**Brief**
Copy every line of the records below word for word, omitting the picture.
────
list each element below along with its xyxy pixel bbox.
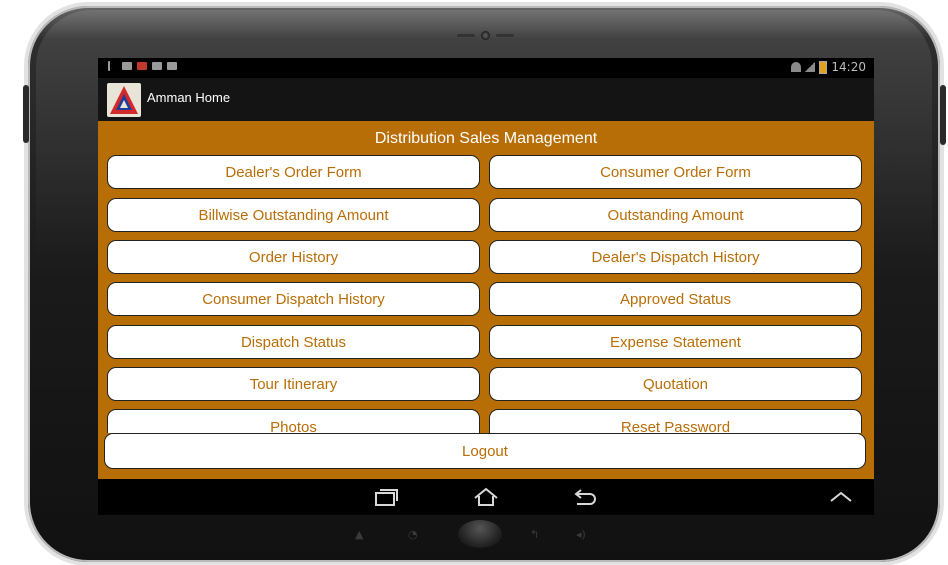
reset-password-button[interactable]: Reset Password bbox=[489, 409, 862, 433]
amman-logo-icon[interactable] bbox=[107, 83, 141, 117]
billwise-outstanding-button[interactable]: Billwise Outstanding Amount bbox=[107, 198, 480, 232]
status-time: 14:20 bbox=[831, 60, 866, 74]
camera-lens-icon bbox=[480, 30, 490, 40]
dispatch-status-button[interactable]: Dispatch Status bbox=[107, 325, 480, 359]
hw-home-key-icon: ▲ bbox=[355, 528, 364, 541]
mail-icon bbox=[167, 62, 177, 70]
chevron-up-icon[interactable] bbox=[828, 487, 854, 507]
logout-button[interactable]: Logout bbox=[104, 433, 866, 469]
hw-search-key-icon: ◔ bbox=[408, 528, 418, 541]
dashboard: Distribution Sales Management Dealer's O… bbox=[98, 121, 874, 479]
page-title: Distribution Sales Management bbox=[374, 130, 598, 147]
volume-button bbox=[23, 85, 29, 143]
dealers-dispatch-history-button[interactable]: Dealer's Dispatch History bbox=[489, 240, 862, 274]
notification-icons bbox=[108, 61, 177, 71]
app-title: Amman Home bbox=[147, 90, 231, 105]
screen: 14:20 Amman Home Distribution Sales Mana… bbox=[98, 58, 874, 515]
system-icons: 14:20 bbox=[791, 60, 866, 74]
quotation-button[interactable]: Quotation bbox=[489, 367, 862, 401]
photos-button[interactable]: Photos bbox=[107, 409, 480, 433]
gmail-icon bbox=[152, 62, 162, 70]
navigation-bar bbox=[98, 479, 874, 515]
back-icon[interactable] bbox=[573, 487, 599, 507]
signal-icon bbox=[805, 62, 816, 72]
home-icon[interactable] bbox=[473, 487, 499, 507]
tour-itinerary-button[interactable]: Tour Itinerary bbox=[107, 367, 480, 401]
hw-home-button bbox=[458, 520, 502, 548]
wifi-icon bbox=[791, 62, 802, 72]
status-bar: 14:20 bbox=[98, 58, 874, 78]
battery-icon bbox=[819, 60, 828, 74]
dealers-order-form-button[interactable]: Dealer's Order Form bbox=[107, 155, 480, 189]
hw-volume-key-icon: ◂) bbox=[576, 528, 586, 541]
action-bar: Amman Home bbox=[98, 78, 874, 121]
power-button bbox=[940, 85, 946, 145]
outstanding-amount-button[interactable]: Outstanding Amount bbox=[489, 198, 862, 232]
approved-status-button[interactable]: Approved Status bbox=[489, 282, 862, 316]
reset-password-label: Reset Password bbox=[620, 419, 731, 433]
usb-icon bbox=[108, 61, 117, 71]
consumer-order-form-button[interactable]: Consumer Order Form bbox=[489, 155, 862, 189]
photos-label: Photos bbox=[270, 419, 317, 433]
hw-back-key-icon: ↰ bbox=[530, 528, 540, 541]
recent-apps-icon[interactable] bbox=[373, 487, 399, 507]
front-camera bbox=[450, 30, 520, 40]
expense-statement-button[interactable]: Expense Statement bbox=[489, 325, 862, 359]
hardware-keys: ▲ ◔ ↰ ◂) bbox=[350, 520, 610, 550]
message-icon bbox=[122, 62, 132, 70]
order-history-button[interactable]: Order History bbox=[107, 240, 480, 274]
calendar-icon bbox=[137, 62, 147, 70]
consumer-dispatch-history-button[interactable]: Consumer Dispatch History bbox=[107, 282, 480, 316]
────
**Finished exercise**
list each element below along with its xyxy pixel bbox.
reset-password-button[interactable]: Reset Password bbox=[489, 409, 862, 433]
amman-logo-icon[interactable] bbox=[107, 83, 141, 117]
billwise-outstanding-button[interactable]: Billwise Outstanding Amount bbox=[107, 198, 480, 232]
status-time: 14:20 bbox=[831, 60, 866, 74]
camera-lens-icon bbox=[480, 30, 490, 40]
dispatch-status-button[interactable]: Dispatch Status bbox=[107, 325, 480, 359]
hw-home-key-icon: ▲ bbox=[355, 528, 364, 541]
mail-icon bbox=[167, 62, 177, 70]
chevron-up-icon[interactable] bbox=[828, 487, 854, 507]
logout-button[interactable]: Logout bbox=[104, 433, 866, 469]
hw-search-key-icon: ◔ bbox=[408, 528, 418, 541]
dashboard: Distribution Sales Management Dealer's O… bbox=[98, 121, 874, 479]
page-title: Distribution Sales Management bbox=[374, 130, 598, 147]
volume-button bbox=[23, 85, 29, 143]
dealers-dispatch-history-button[interactable]: Dealer's Dispatch History bbox=[489, 240, 862, 274]
notification-icons bbox=[108, 61, 177, 71]
app-title: Amman Home bbox=[147, 90, 231, 105]
screen: 14:20 Amman Home Distribution Sales Mana… bbox=[98, 58, 874, 515]
system-icons: 14:20 bbox=[791, 60, 866, 74]
quotation-button[interactable]: Quotation bbox=[489, 367, 862, 401]
photos-button[interactable]: Photos bbox=[107, 409, 480, 433]
gmail-icon bbox=[152, 62, 162, 70]
navigation-bar bbox=[98, 479, 874, 515]
back-icon[interactable] bbox=[573, 487, 599, 507]
signal-icon bbox=[805, 62, 816, 72]
home-icon[interactable] bbox=[473, 487, 499, 507]
tour-itinerary-button[interactable]: Tour Itinerary bbox=[107, 367, 480, 401]
hw-home-button bbox=[458, 520, 502, 548]
wifi-icon bbox=[791, 62, 802, 72]
status-bar: 14:20 bbox=[98, 58, 874, 78]
battery-icon bbox=[819, 60, 828, 74]
dealers-order-form-button[interactable]: Dealer's Order Form bbox=[107, 155, 480, 189]
hw-volume-key-icon: ◂) bbox=[576, 528, 586, 541]
action-bar: Amman Home bbox=[98, 78, 874, 121]
power-button bbox=[940, 85, 946, 145]
outstanding-amount-button[interactable]: Outstanding Amount bbox=[489, 198, 862, 232]
approved-status-button[interactable]: Approved Status bbox=[489, 282, 862, 316]
reset-password-label: Reset Password bbox=[620, 419, 731, 433]
usb-icon bbox=[108, 61, 117, 71]
consumer-order-form-button[interactable]: Consumer Order Form bbox=[489, 155, 862, 189]
photos-label: Photos bbox=[270, 419, 317, 433]
hw-back-key-icon: ↰ bbox=[530, 528, 540, 541]
recent-apps-icon[interactable] bbox=[373, 487, 399, 507]
front-camera bbox=[450, 30, 520, 40]
expense-statement-button[interactable]: Expense Statement bbox=[489, 325, 862, 359]
hardware-keys: ▲ ◔ ↰ ◂) bbox=[350, 520, 610, 550]
message-icon bbox=[122, 62, 132, 70]
order-history-button[interactable]: Order History bbox=[107, 240, 480, 274]
calendar-icon bbox=[137, 62, 147, 70]
consumer-dispatch-history-button[interactable]: Consumer Dispatch History bbox=[107, 282, 480, 316]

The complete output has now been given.